Data excerpts:
----
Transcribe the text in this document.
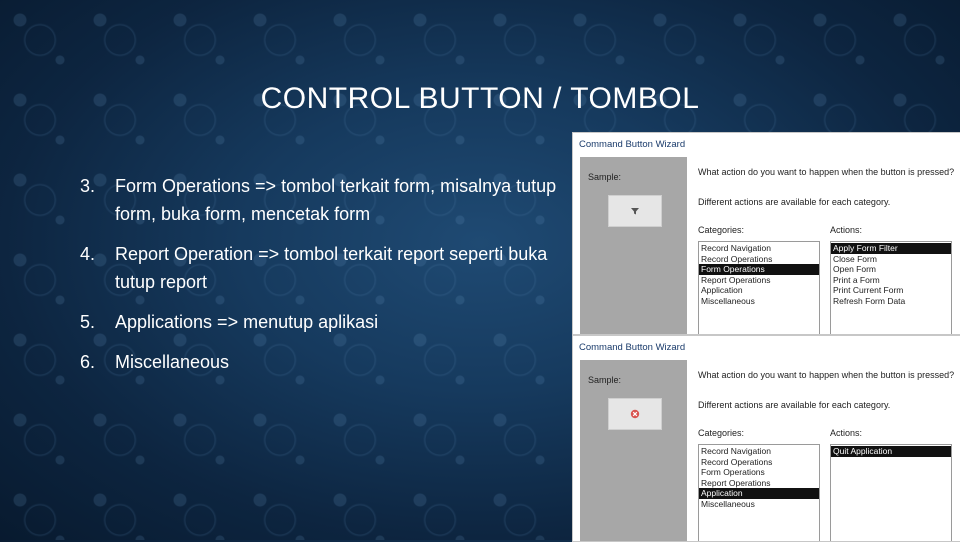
CONTROL BUTTON / TOMBOL
3.	Form Operations => tombol terkait form, misalnya tutup form, buka form, mencetak form
4.	Report Operation => tombol terkait report seperti buka tutup report
5.	Applications => menutup aplikasi
6.	Miscellaneous
Command Button Wizard
Sample:	What action do you want to happen when the button is pressed?
Different actions are available for each category.
Categories:	Actions:
Record Navigation
Record Operations
Form Operations
Report Operations
Application
Miscellaneous
Apply Form Filter
Close Form
Open Form
Print a Form
Print Current Form
Refresh Form Data
Command Button Wizard
Sample:	What action do you want to happen when the button is pressed?
Different actions are available for each category.
Categories:	Actions:
Record Navigation
Record Operations
Form Operations
Report Operations
Application
Miscellaneous
Quit Application
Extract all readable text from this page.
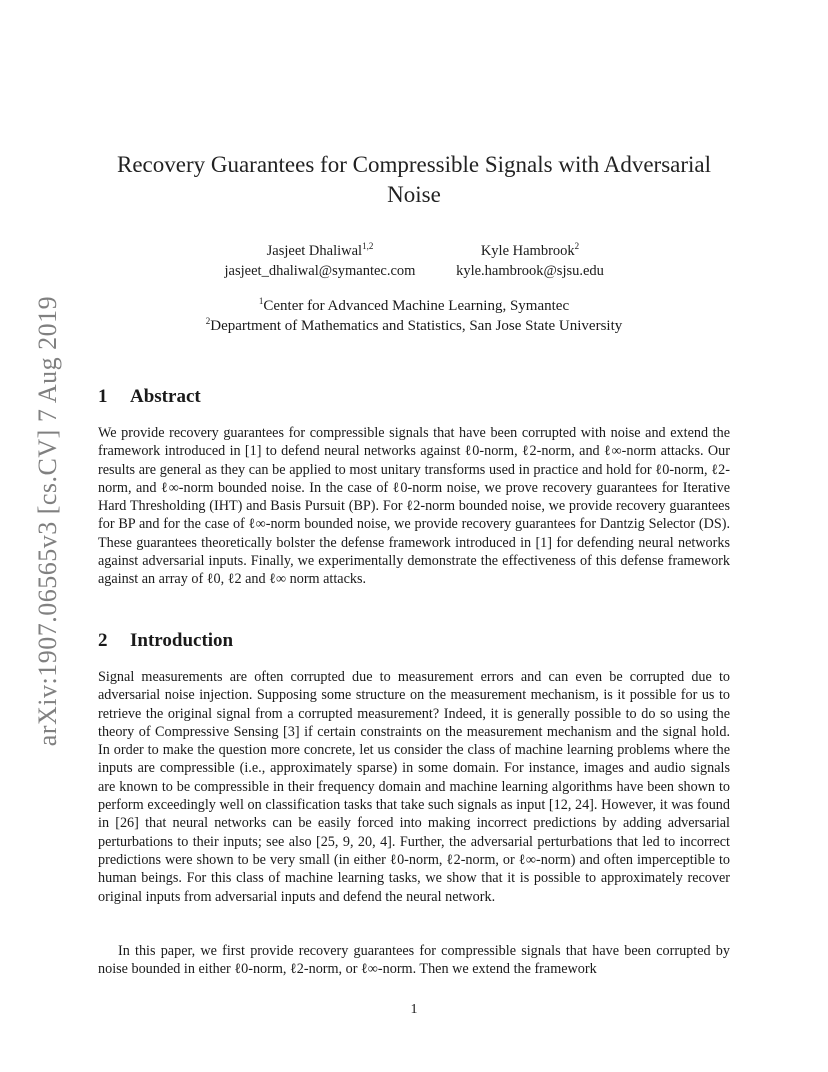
arXiv:1907.06565v3 [cs.CV] 7 Aug 2019
Recovery Guarantees for Compressible Signals with Adversarial
Noise
Jasjeet Dhaliwal$^{1,2}$
jasjeet_dhaliwal@symantec.com
Kyle Hambrook$^2$
kyle.hambrook@sjsu.edu
$^1$Center for Advanced Machine Learning, Symantec
$^2$Department of Mathematics and Statistics, San Jose State University
1 Abstract
We provide recovery guarantees for compressible signals that have been corrupted with noise and extend the framework introduced in [1] to defend neural networks against ℓ0-norm, ℓ2-norm, and ℓ∞-norm attacks. Our results are general as they can be applied to most unitary transforms used in practice and hold for ℓ0-norm, ℓ2-norm, and ℓ∞-norm bounded noise. In the case of ℓ0-norm noise, we prove recovery guarantees for Iterative Hard Thresholding (IHT) and Basis Pursuit (BP). For ℓ2-norm bounded noise, we provide recovery guarantees for BP and for the case of ℓ∞-norm bounded noise, we provide recovery guarantees for Dantzig Selector (DS). These guarantees theoretically bolster the defense framework introduced in [1] for defending neural networks against adversarial inputs. Finally, we experimentally demonstrate the effectiveness of this defense framework against an array of ℓ0, ℓ2 and ℓ∞ norm attacks.
2 Introduction
Signal measurements are often corrupted due to measurement errors and can even be corrupted due to adversarial noise injection. Supposing some structure on the measurement mechanism, is it possible for us to retrieve the original signal from a corrupted measurement? Indeed, it is generally possible to do so using the theory of Compressive Sensing [3] if certain constraints on the measurement mechanism and the signal hold. In order to make the question more concrete, let us consider the class of machine learning problems where the inputs are compressible (i.e., approximately sparse) in some domain. For instance, images and audio signals are known to be compressible in their frequency domain and machine learning algorithms have been shown to perform exceedingly well on classification tasks that take such signals as input [12, 24]. However, it was found in [26] that neural networks can be easily forced into making incorrect predictions by adding adversarial perturbations to their inputs; see also [25, 9, 20, 4]. Further, the adversarial perturbations that led to incorrect predictions were shown to be very small (in either ℓ0-norm, ℓ2-norm, or ℓ∞-norm) and often imperceptible to human beings. For this class of machine learning tasks, we show that it is possible to approximately recover original inputs from adversarial inputs and defend the neural network.
In this paper, we first provide recovery guarantees for compressible signals that have been corrupted by noise bounded in either ℓ0-norm, ℓ2-norm, or ℓ∞-norm. Then we extend the framework
1
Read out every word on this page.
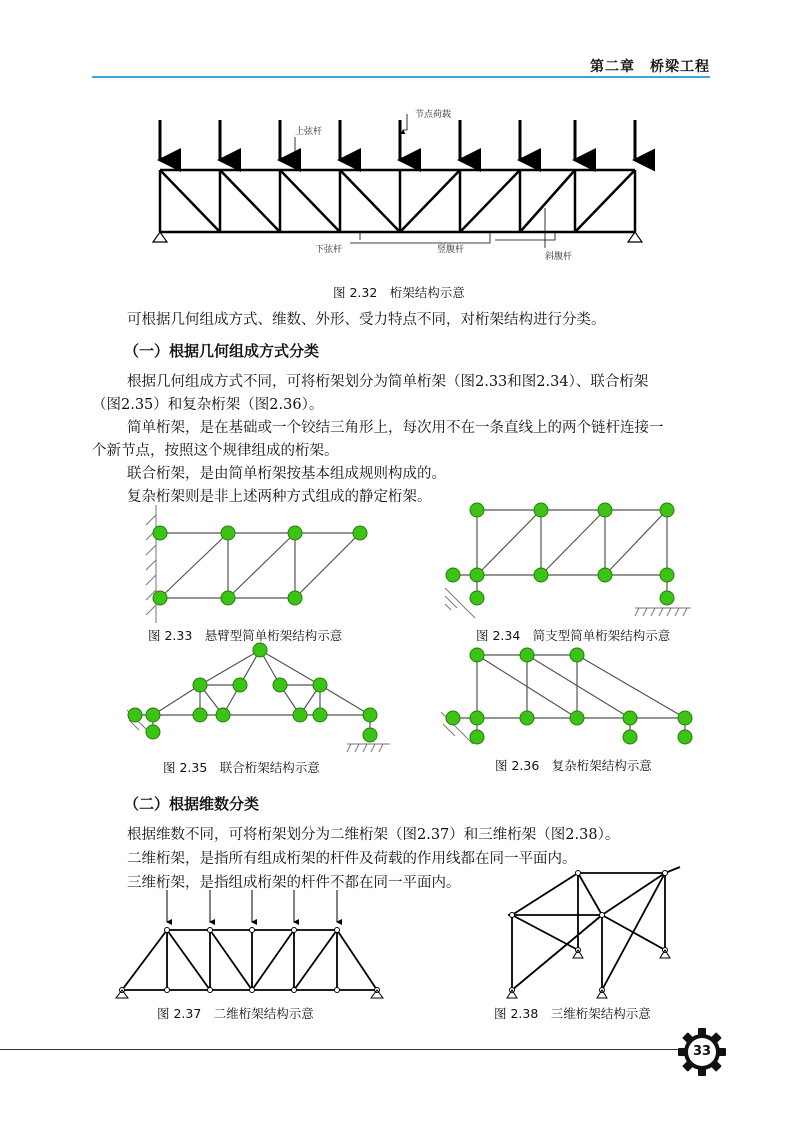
第二章　桥梁工程
节点荷载
上弦杆
下弦杆	竖腹杆
斜腹杆
图 2.32　桁架结构示意
可根据几何组成方式、维数、外形、受力特点不同，对桁架结构进行分类。
（一）根据几何组成方式分类
根据几何组成方式不同，可将桁架划分为简单桁架（图2.33和图2.34）、联合桁架
（图2.35）和复杂桁架（图2.36）。
简单桁架，是在基础或一个铰结三角形上，每次用不在一条直线上的两个链杆连接一
个新节点，按照这个规律组成的桁架。
联合桁架，是由简单桁架按基本组成规则构成的。
复杂桁架则是非上述两种方式组成的静定桁架。
图 2.33　悬臂型简单桁架结构示意	图 2.34　简支型简单桁架结构示意
图 2.35　联合桁架结构示意	图 2.36　复杂桁架结构示意
（二）根据维数分类
根据维数不同，可将桁架划分为二维桁架（图2.37）和三维桁架（图2.38）。
二维桁架，是指所有组成桁架的杆件及荷载的作用线都在同一平面内。
三维桁架，是指组成桁架的杆件不都在同一平面内。
图 2.37　二维桁架结构示意	图 2.38　三维桁架结构示意
33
----
### Task objective
Copy out all the entries exactly. Images stay out of the copy.

### Answer for this exercise
Transcribe the text in this document.
CONTROL BUTTON / TOMBOL
3.	Form Operations => tombol terkait form, misalnya tutup form, buka form, mencetak form
4.	Report Operation => tombol terkait report seperti buka tutup report
5.	Applications => menutup aplikasi
6.	Miscellaneous
Command Button Wizard
Sample:	What action do you want to happen when the button is pressed?
Different actions are available for each category.
Categories:	Actions:
Record Navigation
Record Operations
Form Operations
Report Operations
Application
Miscellaneous
Apply Form Filter
Close Form
Open Form
Print a Form
Print Current Form
Refresh Form Data
Command Button Wizard
Sample:	What action do you want to happen when the button is pressed?
Different actions are available for each category.
Categories:	Actions:
Record Navigation
Record Operations
Form Operations
Report Operations
Application
Miscellaneous
Quit Application
Extract all readable text from this page.
arXiv:1907.06565v3 [cs.CV] 7 Aug 2019
Recovery Guarantees for Compressible Signals with Adversarial
Noise
Jasjeet Dhaliwal$^{1,2}$
jasjeet_dhaliwal@symantec.com
Kyle Hambrook$^2$
kyle.hambrook@sjsu.edu
$^1$Center for Advanced Machine Learning, Symantec
$^2$Department of Mathematics and Statistics, San Jose State University
1 Abstract
We provide recovery guarantees for compressible signals that have been corrupted with noise and extend the framework introduced in [1] to defend neural networks against ℓ0-norm, ℓ2-norm, and ℓ∞-norm attacks. Our results are general as they can be applied to most unitary transforms used in practice and hold for ℓ0-norm, ℓ2-norm, and ℓ∞-norm bounded noise. In the case of ℓ0-norm noise, we prove recovery guarantees for Iterative Hard Thresholding (IHT) and Basis Pursuit (BP). For ℓ2-norm bounded noise, we provide recovery guarantees for BP and for the case of ℓ∞-norm bounded noise, we provide recovery guarantees for Dantzig Selector (DS). These guarantees theoretically bolster the defense framework introduced in [1] for defending neural networks against adversarial inputs. Finally, we experimentally demonstrate the effectiveness of this defense framework against an array of ℓ0, ℓ2 and ℓ∞ norm attacks.
2 Introduction
Signal measurements are often corrupted due to measurement errors and can even be corrupted due to adversarial noise injection. Supposing some structure on the measurement mechanism, is it possible for us to retrieve the original signal from a corrupted measurement? Indeed, it is generally possible to do so using the theory of Compressive Sensing [3] if certain constraints on the measurement mechanism and the signal hold. In order to make the question more concrete, let us consider the class of machine learning problems where the inputs are compressible (i.e., approximately sparse) in some domain. For instance, images and audio signals are known to be compressible in their frequency domain and machine learning algorithms have been shown to perform exceedingly well on classification tasks that take such signals as input [12, 24]. However, it was found in [26] that neural networks can be easily forced into making incorrect predictions by adding adversarial perturbations to their inputs; see also [25, 9, 20, 4]. Further, the adversarial perturbations that led to incorrect predictions were shown to be very small (in either ℓ0-norm, ℓ2-norm, or ℓ∞-norm) and often imperceptible to human beings. For this class of machine learning tasks, we show that it is possible to approximately recover original inputs from adversarial inputs and defend the neural network.
In this paper, we first provide recovery guarantees for compressible signals that have been corrupted by noise bounded in either ℓ0-norm, ℓ2-norm, or ℓ∞-norm. Then we extend the framework
1
Read out every word on this page.
第二章　桥梁工程
节点荷载
上弦杆
下弦杆	竖腹杆
斜腹杆
图 2.32　桁架结构示意
可根据几何组成方式、维数、外形、受力特点不同，对桁架结构进行分类。
（一）根据几何组成方式分类
根据几何组成方式不同，可将桁架划分为简单桁架（图2.33和图2.34）、联合桁架
（图2.35）和复杂桁架（图2.36）。
简单桁架，是在基础或一个铰结三角形上，每次用不在一条直线上的两个链杆连接一
个新节点，按照这个规律组成的桁架。
联合桁架，是由简单桁架按基本组成规则构成的。
复杂桁架则是非上述两种方式组成的静定桁架。
图 2.33　悬臂型简单桁架结构示意	图 2.34　简支型简单桁架结构示意
图 2.35　联合桁架结构示意	图 2.36　复杂桁架结构示意
（二）根据维数分类
根据维数不同，可将桁架划分为二维桁架（图2.37）和三维桁架（图2.38）。
二维桁架，是指所有组成桁架的杆件及荷载的作用线都在同一平面内。
三维桁架，是指组成桁架的杆件不都在同一平面内。
图 2.37　二维桁架结构示意	图 2.38　三维桁架结构示意
33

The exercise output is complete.